EXERCISE DESCRIPTION. Extract the full listing verbatim and drop any pictures from your copy.

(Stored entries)
==============================
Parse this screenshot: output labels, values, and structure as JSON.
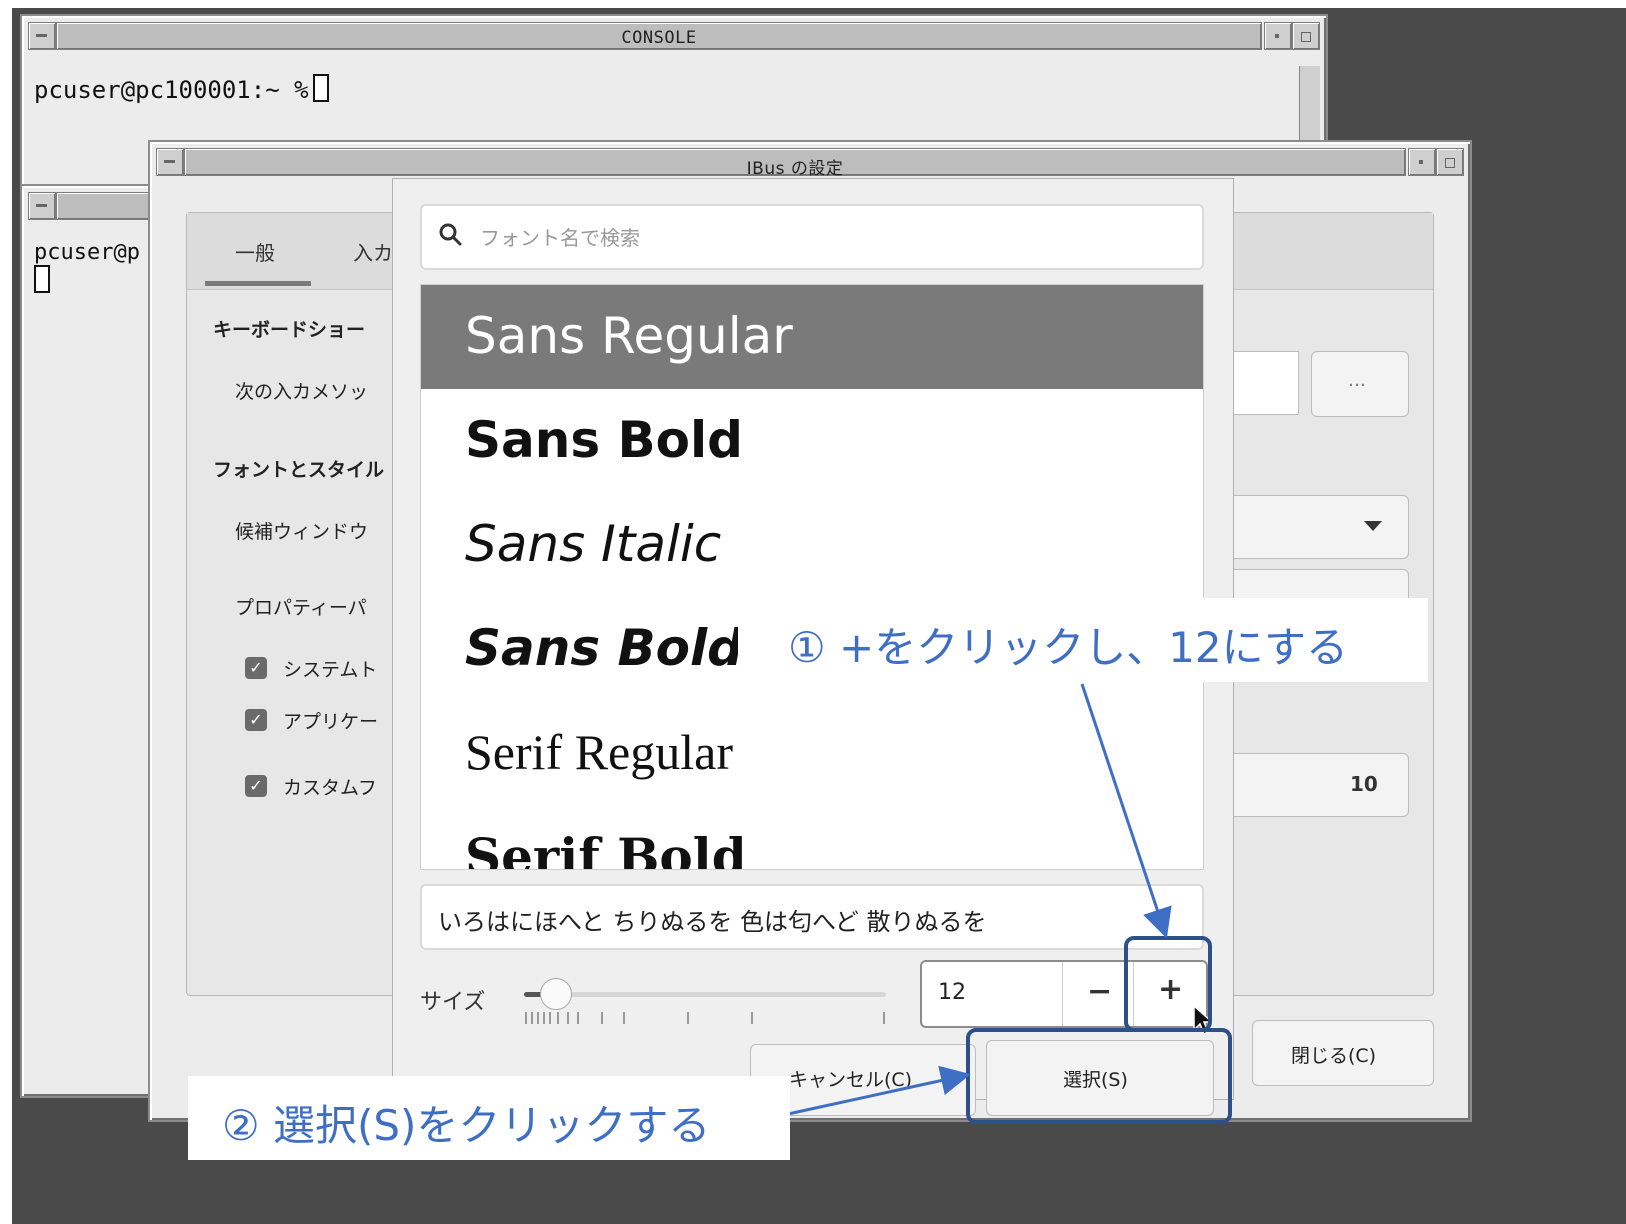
{
  "console_window": {
    "title": "CONSOLE",
    "prompt": "pcuser@pc100001:~ %"
  },
  "second_terminal": {
    "prompt": "pcuser@p"
  },
  "ibus_window": {
    "title": "IBus の設定",
    "tabs": [
      "一般",
      "入カ"
    ],
    "keyboard_section": "キーボードショー",
    "next_input_method": "次の入カメソッ",
    "more_button": "…",
    "font_section": "フォントとスタイル",
    "candidate_window": "候補ウィンドウ",
    "property_panel": "プロパティーパ",
    "checkboxes": [
      "システムト",
      "アプリケー",
      "カスタムフ"
    ],
    "font_size_value": "10",
    "close_button": "閉じる(C)"
  },
  "font_dialog": {
    "search_placeholder": "フォント名で検索",
    "fonts": [
      "Sans Regular",
      "Sans Bold",
      "Sans Italic",
      "Sans Bold",
      "Serif Regular",
      "Serif Bold"
    ],
    "selected_font": "Sans Regular",
    "preview_text": "いろはにほへと ちりぬるを 色は匂へど 散りぬるを",
    "size_label": "サイズ",
    "size_value": "12",
    "minus_label": "−",
    "plus_label": "+",
    "cancel_button": "キャンセル(C)",
    "select_button": "選択(S)"
  },
  "annotations": {
    "step1": "① +をクリックし、12にする",
    "step2": "② 選択(S)をクリックする"
  },
  "colors": {
    "annotation_text": "#3f6fc4",
    "annotation_box": "#2d4f8a",
    "selected_row": "#7a7a7a"
  }
}
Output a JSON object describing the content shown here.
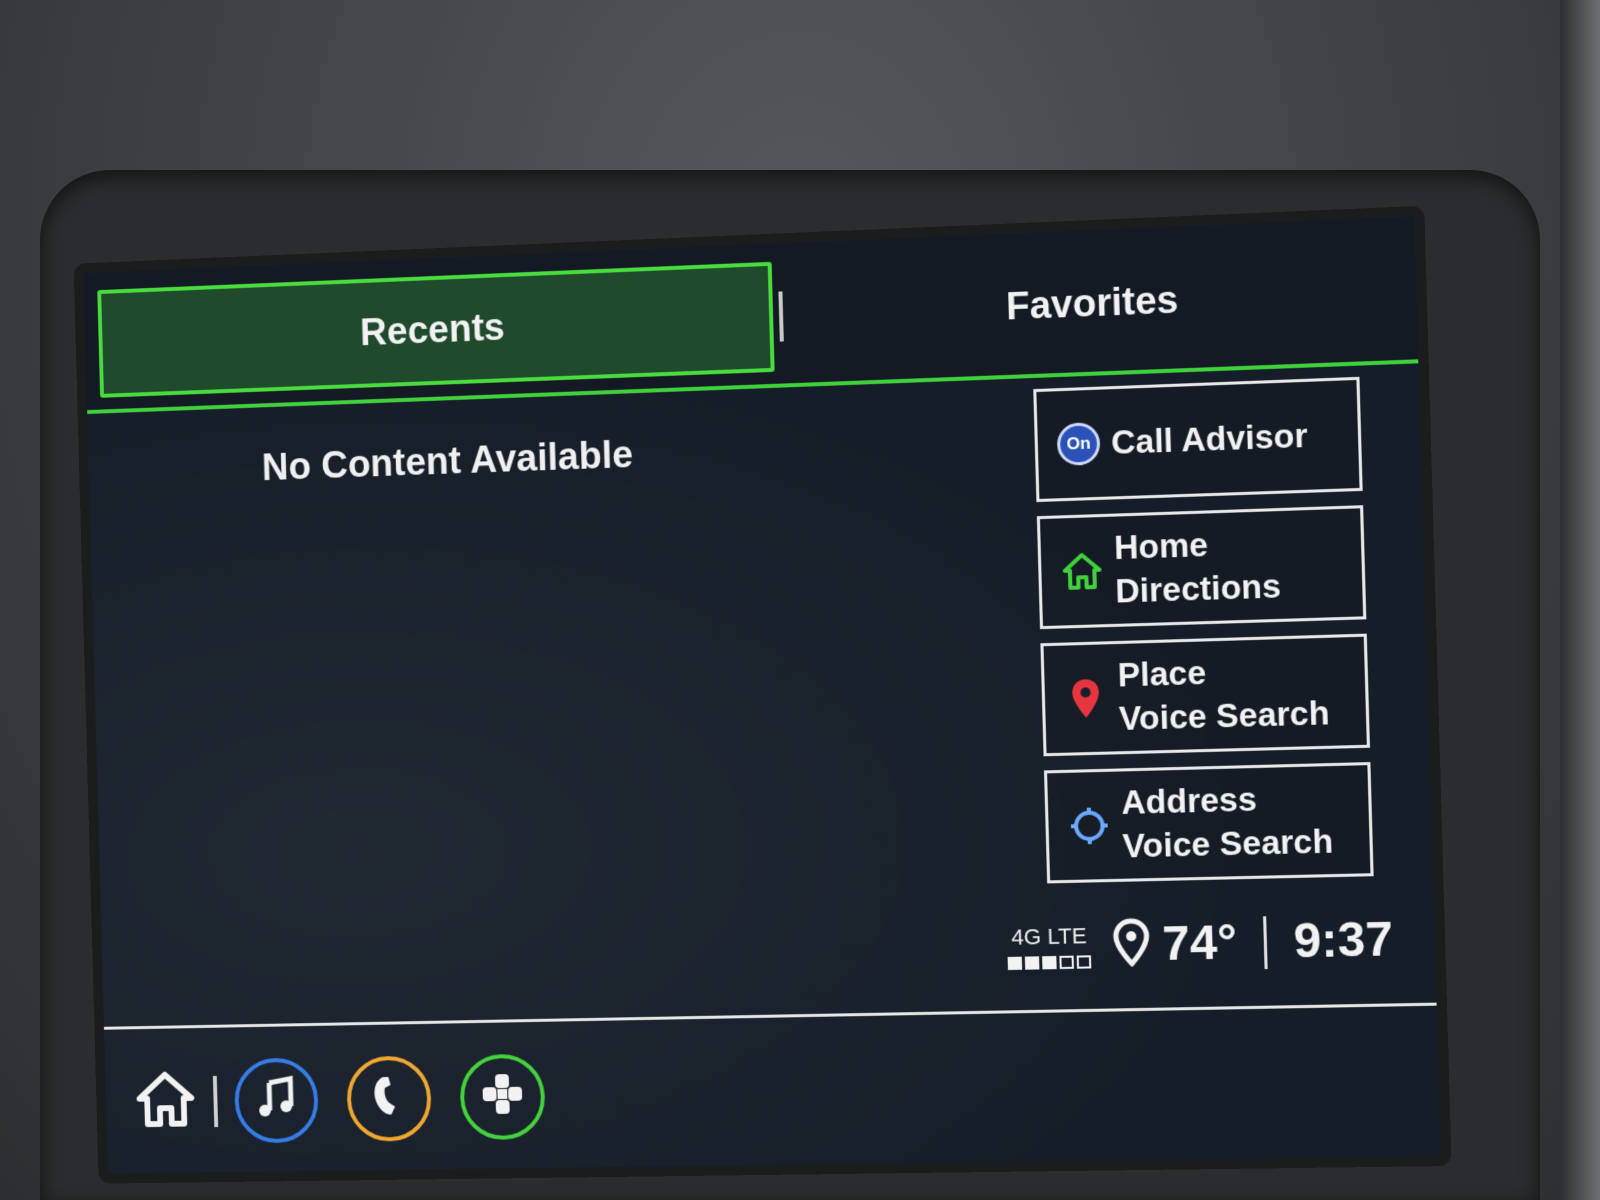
{
  "tabs": {
    "recents": "Recents",
    "favorites": "Favorites"
  },
  "content": {
    "empty_message": "No Content Available"
  },
  "actions": [
    {
      "line1": "Call Advisor",
      "line2": "",
      "icon": "onstar-icon",
      "icon_text": "On"
    },
    {
      "line1": "Home",
      "line2": "Directions",
      "icon": "home-icon",
      "icon_color": "#3fd13a"
    },
    {
      "line1": "Place",
      "line2": "Voice Search",
      "icon": "location-pin-icon",
      "icon_color": "#e8333d"
    },
    {
      "line1": "Address",
      "line2": "Voice Search",
      "icon": "address-target-icon",
      "icon_color": "#6aa8ff"
    }
  ],
  "status": {
    "network": "4G LTE",
    "signal_bars": 3,
    "signal_total": 5,
    "temperature": "74°",
    "time": "9:37"
  },
  "dock": [
    {
      "name": "home",
      "icon": "home-icon"
    },
    {
      "name": "audio",
      "icon": "music-note-icon",
      "color": "#2f7ae6"
    },
    {
      "name": "phone",
      "icon": "phone-icon",
      "color": "#f0a52c"
    },
    {
      "name": "apps",
      "icon": "apps-icon",
      "color": "#3fd13a"
    }
  ],
  "colors": {
    "accent_green": "#3fd13a",
    "tab_active_bg": "#1f4a2b",
    "screen_bg": "#151d28"
  }
}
==============================
REPLY.
Parse this screenshot: output labels, values, and structure as JSON.
{
  "console_window": {
    "title": "CONSOLE",
    "prompt": "pcuser@pc100001:~ %"
  },
  "second_terminal": {
    "prompt": "pcuser@p"
  },
  "ibus_window": {
    "title": "IBus の設定",
    "tabs": [
      "一般",
      "入カ"
    ],
    "keyboard_section": "キーボードショー",
    "next_input_method": "次の入カメソッ",
    "more_button": "…",
    "font_section": "フォントとスタイル",
    "candidate_window": "候補ウィンドウ",
    "property_panel": "プロパティーパ",
    "checkboxes": [
      "システムト",
      "アプリケー",
      "カスタムフ"
    ],
    "font_size_value": "10",
    "close_button": "閉じる(C)"
  },
  "font_dialog": {
    "search_placeholder": "フォント名で検索",
    "fonts": [
      "Sans Regular",
      "Sans Bold",
      "Sans Italic",
      "Sans Bold",
      "Serif Regular",
      "Serif Bold"
    ],
    "selected_font": "Sans Regular",
    "preview_text": "いろはにほへと ちりぬるを 色は匂へど 散りぬるを",
    "size_label": "サイズ",
    "size_value": "12",
    "minus_label": "−",
    "plus_label": "+",
    "cancel_button": "キャンセル(C)",
    "select_button": "選択(S)"
  },
  "annotations": {
    "step1": "① +をクリックし、12にする",
    "step2": "② 選択(S)をクリックする"
  },
  "colors": {
    "annotation_text": "#3f6fc4",
    "annotation_box": "#2d4f8a",
    "selected_row": "#7a7a7a"
  }
}
Output a JSON object describing the content shown here.
{
  "tabs": {
    "recents": "Recents",
    "favorites": "Favorites"
  },
  "content": {
    "empty_message": "No Content Available"
  },
  "actions": [
    {
      "line1": "Call Advisor",
      "line2": "",
      "icon": "onstar-icon",
      "icon_text": "On"
    },
    {
      "line1": "Home",
      "line2": "Directions",
      "icon": "home-icon",
      "icon_color": "#3fd13a"
    },
    {
      "line1": "Place",
      "line2": "Voice Search",
      "icon": "location-pin-icon",
      "icon_color": "#e8333d"
    },
    {
      "line1": "Address",
      "line2": "Voice Search",
      "icon": "address-target-icon",
      "icon_color": "#6aa8ff"
    }
  ],
  "status": {
    "network": "4G LTE",
    "signal_bars": 3,
    "signal_total": 5,
    "temperature": "74°",
    "time": "9:37"
  },
  "dock": [
    {
      "name": "home",
      "icon": "home-icon"
    },
    {
      "name": "audio",
      "icon": "music-note-icon",
      "color": "#2f7ae6"
    },
    {
      "name": "phone",
      "icon": "phone-icon",
      "color": "#f0a52c"
    },
    {
      "name": "apps",
      "icon": "apps-icon",
      "color": "#3fd13a"
    }
  ],
  "colors": {
    "accent_green": "#3fd13a",
    "tab_active_bg": "#1f4a2b",
    "screen_bg": "#151d28"
  }
}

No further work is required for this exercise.